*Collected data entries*

# # # # # # #

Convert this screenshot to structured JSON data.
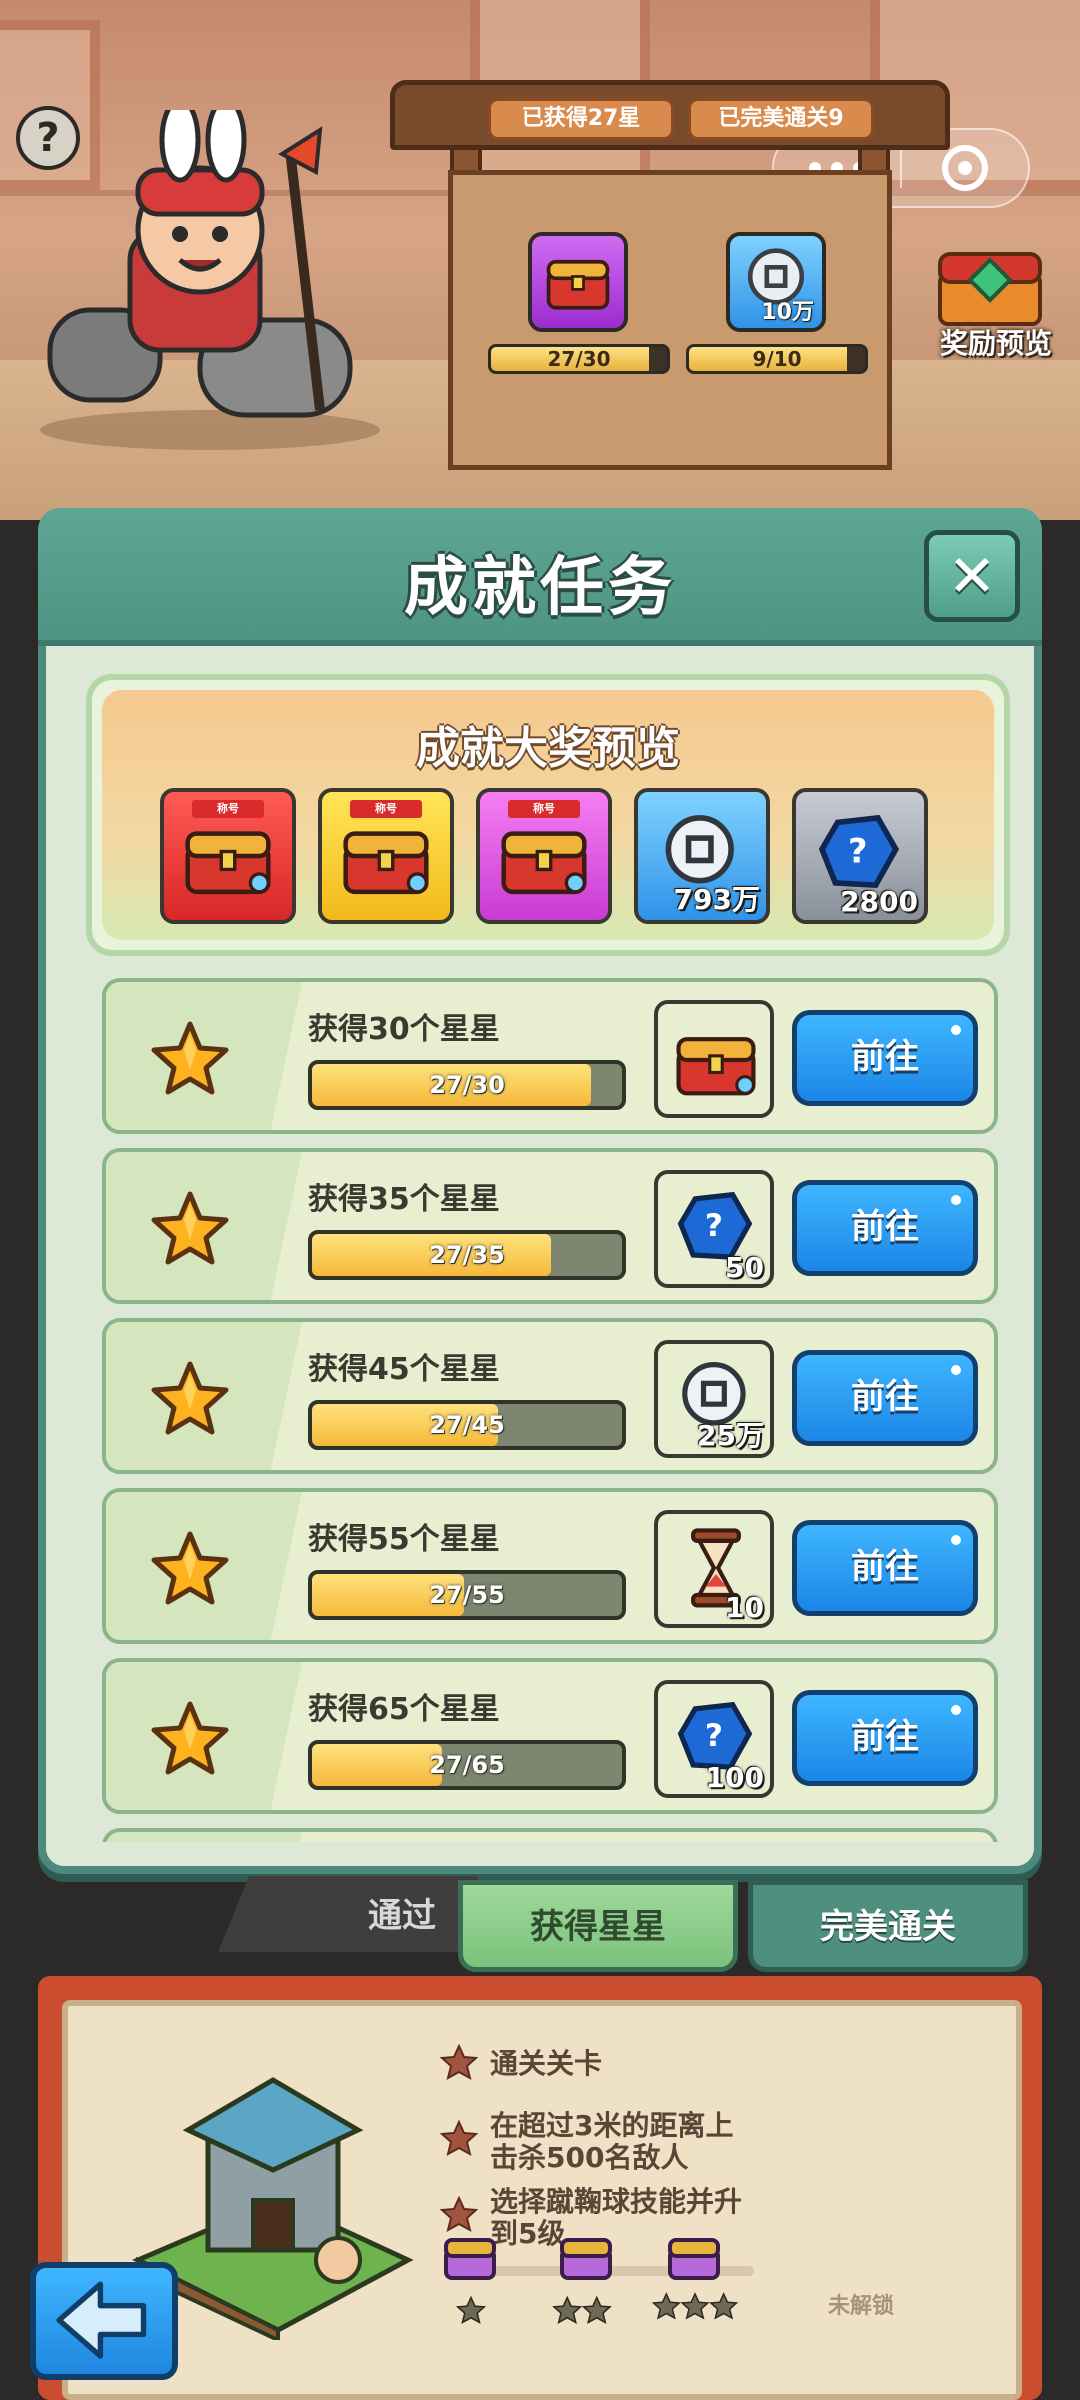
{
  "top_hud": {
    "help_label": "?",
    "board": {
      "stars_tag": "已获得27星",
      "perfect_tag": "已完美通关9",
      "stars_progress": "27/30",
      "stars_progress_value": 0.9,
      "perfect_progress": "9/10",
      "perfect_progress_value": 0.9,
      "coin_reward_count": "10万"
    },
    "reward_preview_label": "奖励预览"
  },
  "modal": {
    "title": "成就任务",
    "close_label": "✕",
    "grand_prize": {
      "title": "成就大奖预览",
      "items": [
        {
          "type": "title-chest",
          "color": "#e8352f",
          "tag": "称号",
          "count": ""
        },
        {
          "type": "title-chest",
          "color": "#f5c21f",
          "tag": "称号",
          "count": ""
        },
        {
          "type": "title-chest",
          "color": "#e25be6",
          "tag": "称号",
          "count": ""
        },
        {
          "type": "coin",
          "color": "#3aa0ee",
          "tag": "",
          "count": "793万"
        },
        {
          "type": "gem",
          "color": "#9aa0a8",
          "tag": "",
          "count": "2800"
        }
      ]
    },
    "tasks": [
      {
        "label": "获得30个星星",
        "progress_text": "27/30",
        "progress": 0.9,
        "reward_type": "title-chest",
        "reward_color": "purple",
        "reward_count": "",
        "button": "前往"
      },
      {
        "label": "获得35个星星",
        "progress_text": "27/35",
        "progress": 0.771,
        "reward_type": "gem",
        "reward_color": "gray",
        "reward_count": "50",
        "button": "前往"
      },
      {
        "label": "获得45个星星",
        "progress_text": "27/45",
        "progress": 0.6,
        "reward_type": "coin",
        "reward_color": "blue",
        "reward_count": "25万",
        "button": "前往"
      },
      {
        "label": "获得55个星星",
        "progress_text": "27/55",
        "progress": 0.491,
        "reward_type": "hourglass",
        "reward_color": "gold",
        "reward_count": "10",
        "button": "前往"
      },
      {
        "label": "获得65个星星",
        "progress_text": "27/65",
        "progress": 0.415,
        "reward_type": "gem",
        "reward_color": "gray",
        "reward_count": "100",
        "button": "前往"
      }
    ]
  },
  "tabs": {
    "behind_label": "通过",
    "items": [
      {
        "label": "获得星星",
        "active": true
      },
      {
        "label": "完美通关",
        "active": false
      }
    ]
  },
  "book": {
    "requirements": [
      "通关关卡",
      "在超过3米的距离上\n击杀500名敌人",
      "选择蹴鞠球技能并升\n到5级"
    ],
    "locked_label": "未解锁"
  }
}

# # # # # # #

*Exercise*
Repeat each entry above word for word, leaving every picture out.

*Answer for the task*
Convert this screenshot to structured JSON data.
{
  "top_hud": {
    "help_label": "?",
    "board": {
      "stars_tag": "已获得27星",
      "perfect_tag": "已完美通关9",
      "stars_progress": "27/30",
      "stars_progress_value": 0.9,
      "perfect_progress": "9/10",
      "perfect_progress_value": 0.9,
      "coin_reward_count": "10万"
    },
    "reward_preview_label": "奖励预览"
  },
  "modal": {
    "title": "成就任务",
    "close_label": "✕",
    "grand_prize": {
      "title": "成就大奖预览",
      "items": [
        {
          "type": "title-chest",
          "color": "#e8352f",
          "tag": "称号",
          "count": ""
        },
        {
          "type": "title-chest",
          "color": "#f5c21f",
          "tag": "称号",
          "count": ""
        },
        {
          "type": "title-chest",
          "color": "#e25be6",
          "tag": "称号",
          "count": ""
        },
        {
          "type": "coin",
          "color": "#3aa0ee",
          "tag": "",
          "count": "793万"
        },
        {
          "type": "gem",
          "color": "#9aa0a8",
          "tag": "",
          "count": "2800"
        }
      ]
    },
    "tasks": [
      {
        "label": "获得30个星星",
        "progress_text": "27/30",
        "progress": 0.9,
        "reward_type": "title-chest",
        "reward_color": "purple",
        "reward_count": "",
        "button": "前往"
      },
      {
        "label": "获得35个星星",
        "progress_text": "27/35",
        "progress": 0.771,
        "reward_type": "gem",
        "reward_color": "gray",
        "reward_count": "50",
        "button": "前往"
      },
      {
        "label": "获得45个星星",
        "progress_text": "27/45",
        "progress": 0.6,
        "reward_type": "coin",
        "reward_color": "blue",
        "reward_count": "25万",
        "button": "前往"
      },
      {
        "label": "获得55个星星",
        "progress_text": "27/55",
        "progress": 0.491,
        "reward_type": "hourglass",
        "reward_color": "gold",
        "reward_count": "10",
        "button": "前往"
      },
      {
        "label": "获得65个星星",
        "progress_text": "27/65",
        "progress": 0.415,
        "reward_type": "gem",
        "reward_color": "gray",
        "reward_count": "100",
        "button": "前往"
      }
    ]
  },
  "tabs": {
    "behind_label": "通过",
    "items": [
      {
        "label": "获得星星",
        "active": true
      },
      {
        "label": "完美通关",
        "active": false
      }
    ]
  },
  "book": {
    "requirements": [
      "通关关卡",
      "在超过3米的距离上\n击杀500名敌人",
      "选择蹴鞠球技能并升\n到5级"
    ],
    "locked_label": "未解锁"
  }
}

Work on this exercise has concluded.